_Objective_
Restate, word for word, all of the material shown below.

==*==

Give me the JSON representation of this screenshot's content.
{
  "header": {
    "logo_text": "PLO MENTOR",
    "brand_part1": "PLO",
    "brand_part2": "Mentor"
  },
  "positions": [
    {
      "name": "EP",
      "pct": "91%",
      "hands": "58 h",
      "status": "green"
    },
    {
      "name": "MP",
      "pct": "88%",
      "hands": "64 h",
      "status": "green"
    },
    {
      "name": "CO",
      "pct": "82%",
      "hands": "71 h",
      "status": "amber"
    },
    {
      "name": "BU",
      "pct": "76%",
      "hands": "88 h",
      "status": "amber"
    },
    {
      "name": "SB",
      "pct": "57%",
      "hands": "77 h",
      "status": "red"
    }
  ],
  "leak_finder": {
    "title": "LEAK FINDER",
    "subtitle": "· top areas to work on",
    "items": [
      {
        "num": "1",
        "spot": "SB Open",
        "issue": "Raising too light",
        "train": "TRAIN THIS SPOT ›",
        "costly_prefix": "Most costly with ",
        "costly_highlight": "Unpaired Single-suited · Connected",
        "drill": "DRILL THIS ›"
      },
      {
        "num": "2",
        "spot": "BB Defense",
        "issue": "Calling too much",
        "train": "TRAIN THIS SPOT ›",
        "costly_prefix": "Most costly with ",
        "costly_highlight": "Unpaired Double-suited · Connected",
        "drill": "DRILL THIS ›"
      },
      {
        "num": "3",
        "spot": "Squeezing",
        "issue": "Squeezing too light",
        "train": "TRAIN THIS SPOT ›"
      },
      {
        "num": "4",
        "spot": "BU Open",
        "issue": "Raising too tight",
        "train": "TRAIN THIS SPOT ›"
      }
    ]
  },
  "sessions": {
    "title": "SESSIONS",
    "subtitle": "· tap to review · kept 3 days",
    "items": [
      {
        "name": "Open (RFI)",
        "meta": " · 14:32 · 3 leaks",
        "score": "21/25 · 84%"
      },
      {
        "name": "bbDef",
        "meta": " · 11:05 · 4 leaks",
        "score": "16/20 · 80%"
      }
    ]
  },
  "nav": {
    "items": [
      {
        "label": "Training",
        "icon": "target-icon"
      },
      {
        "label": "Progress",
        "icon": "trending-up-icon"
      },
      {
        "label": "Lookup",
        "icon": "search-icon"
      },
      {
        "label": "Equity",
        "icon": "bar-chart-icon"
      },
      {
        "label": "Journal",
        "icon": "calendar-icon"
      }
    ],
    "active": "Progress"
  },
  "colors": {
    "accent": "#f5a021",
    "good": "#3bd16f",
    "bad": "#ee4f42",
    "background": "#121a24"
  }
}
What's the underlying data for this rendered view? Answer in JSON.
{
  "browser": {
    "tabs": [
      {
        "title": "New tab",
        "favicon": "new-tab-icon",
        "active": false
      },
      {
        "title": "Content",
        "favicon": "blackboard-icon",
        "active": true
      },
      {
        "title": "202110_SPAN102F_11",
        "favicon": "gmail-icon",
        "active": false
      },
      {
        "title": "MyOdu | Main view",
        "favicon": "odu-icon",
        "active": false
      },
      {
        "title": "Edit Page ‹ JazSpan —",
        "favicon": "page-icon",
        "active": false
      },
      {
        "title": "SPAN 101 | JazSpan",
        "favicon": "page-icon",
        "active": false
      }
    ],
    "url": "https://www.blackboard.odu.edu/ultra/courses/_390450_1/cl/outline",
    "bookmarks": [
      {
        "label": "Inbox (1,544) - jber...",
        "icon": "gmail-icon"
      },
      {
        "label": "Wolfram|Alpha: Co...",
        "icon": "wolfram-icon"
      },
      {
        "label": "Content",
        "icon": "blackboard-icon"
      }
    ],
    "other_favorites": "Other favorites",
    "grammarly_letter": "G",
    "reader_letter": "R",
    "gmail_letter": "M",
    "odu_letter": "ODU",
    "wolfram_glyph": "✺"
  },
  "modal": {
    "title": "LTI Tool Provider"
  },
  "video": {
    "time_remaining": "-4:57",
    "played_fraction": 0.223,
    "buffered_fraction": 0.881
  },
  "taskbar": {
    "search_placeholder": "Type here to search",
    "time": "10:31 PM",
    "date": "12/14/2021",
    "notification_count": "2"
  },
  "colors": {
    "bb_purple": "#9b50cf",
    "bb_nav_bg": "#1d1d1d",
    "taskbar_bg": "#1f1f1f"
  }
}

==*==

_Answer_
Give me the JSON representation of this screenshot's content.
{
  "header": {
    "logo_text": "PLO MENTOR",
    "brand_part1": "PLO",
    "brand_part2": "Mentor"
  },
  "positions": [
    {
      "name": "EP",
      "pct": "91%",
      "hands": "58 h",
      "status": "green"
    },
    {
      "name": "MP",
      "pct": "88%",
      "hands": "64 h",
      "status": "green"
    },
    {
      "name": "CO",
      "pct": "82%",
      "hands": "71 h",
      "status": "amber"
    },
    {
      "name": "BU",
      "pct": "76%",
      "hands": "88 h",
      "status": "amber"
    },
    {
      "name": "SB",
      "pct": "57%",
      "hands": "77 h",
      "status": "red"
    }
  ],
  "leak_finder": {
    "title": "LEAK FINDER",
    "subtitle": "· top areas to work on",
    "items": [
      {
        "num": "1",
        "spot": "SB Open",
        "issue": "Raising too light",
        "train": "TRAIN THIS SPOT ›",
        "costly_prefix": "Most costly with ",
        "costly_highlight": "Unpaired Single-suited · Connected",
        "drill": "DRILL THIS ›"
      },
      {
        "num": "2",
        "spot": "BB Defense",
        "issue": "Calling too much",
        "train": "TRAIN THIS SPOT ›",
        "costly_prefix": "Most costly with ",
        "costly_highlight": "Unpaired Double-suited · Connected",
        "drill": "DRILL THIS ›"
      },
      {
        "num": "3",
        "spot": "Squeezing",
        "issue": "Squeezing too light",
        "train": "TRAIN THIS SPOT ›"
      },
      {
        "num": "4",
        "spot": "BU Open",
        "issue": "Raising too tight",
        "train": "TRAIN THIS SPOT ›"
      }
    ]
  },
  "sessions": {
    "title": "SESSIONS",
    "subtitle": "· tap to review · kept 3 days",
    "items": [
      {
        "name": "Open (RFI)",
        "meta": " · 14:32 · 3 leaks",
        "score": "21/25 · 84%"
      },
      {
        "name": "bbDef",
        "meta": " · 11:05 · 4 leaks",
        "score": "16/20 · 80%"
      }
    ]
  },
  "nav": {
    "items": [
      {
        "label": "Training",
        "icon": "target-icon"
      },
      {
        "label": "Progress",
        "icon": "trending-up-icon"
      },
      {
        "label": "Lookup",
        "icon": "search-icon"
      },
      {
        "label": "Equity",
        "icon": "bar-chart-icon"
      },
      {
        "label": "Journal",
        "icon": "calendar-icon"
      }
    ],
    "active": "Progress"
  },
  "colors": {
    "accent": "#f5a021",
    "good": "#3bd16f",
    "bad": "#ee4f42",
    "background": "#121a24"
  }
}
What's the underlying data for this rendered view? Answer in JSON.
{
  "browser": {
    "tabs": [
      {
        "title": "New tab",
        "favicon": "new-tab-icon",
        "active": false
      },
      {
        "title": "Content",
        "favicon": "blackboard-icon",
        "active": true
      },
      {
        "title": "202110_SPAN102F_11",
        "favicon": "gmail-icon",
        "active": false
      },
      {
        "title": "MyOdu | Main view",
        "favicon": "odu-icon",
        "active": false
      },
      {
        "title": "Edit Page ‹ JazSpan —",
        "favicon": "page-icon",
        "active": false
      },
      {
        "title": "SPAN 101 | JazSpan",
        "favicon": "page-icon",
        "active": false
      }
    ],
    "url": "https://www.blackboard.odu.edu/ultra/courses/_390450_1/cl/outline",
    "bookmarks": [
      {
        "label": "Inbox (1,544) - jber...",
        "icon": "gmail-icon"
      },
      {
        "label": "Wolfram|Alpha: Co...",
        "icon": "wolfram-icon"
      },
      {
        "label": "Content",
        "icon": "blackboard-icon"
      }
    ],
    "other_favorites": "Other favorites",
    "grammarly_letter": "G",
    "reader_letter": "R",
    "gmail_letter": "M",
    "odu_letter": "ODU",
    "wolfram_glyph": "✺"
  },
  "modal": {
    "title": "LTI Tool Provider"
  },
  "video": {
    "time_remaining": "-4:57",
    "played_fraction": 0.223,
    "buffered_fraction": 0.881
  },
  "taskbar": {
    "search_placeholder": "Type here to search",
    "time": "10:31 PM",
    "date": "12/14/2021",
    "notification_count": "2"
  },
  "colors": {
    "bb_purple": "#9b50cf",
    "bb_nav_bg": "#1d1d1d",
    "taskbar_bg": "#1f1f1f"
  }
}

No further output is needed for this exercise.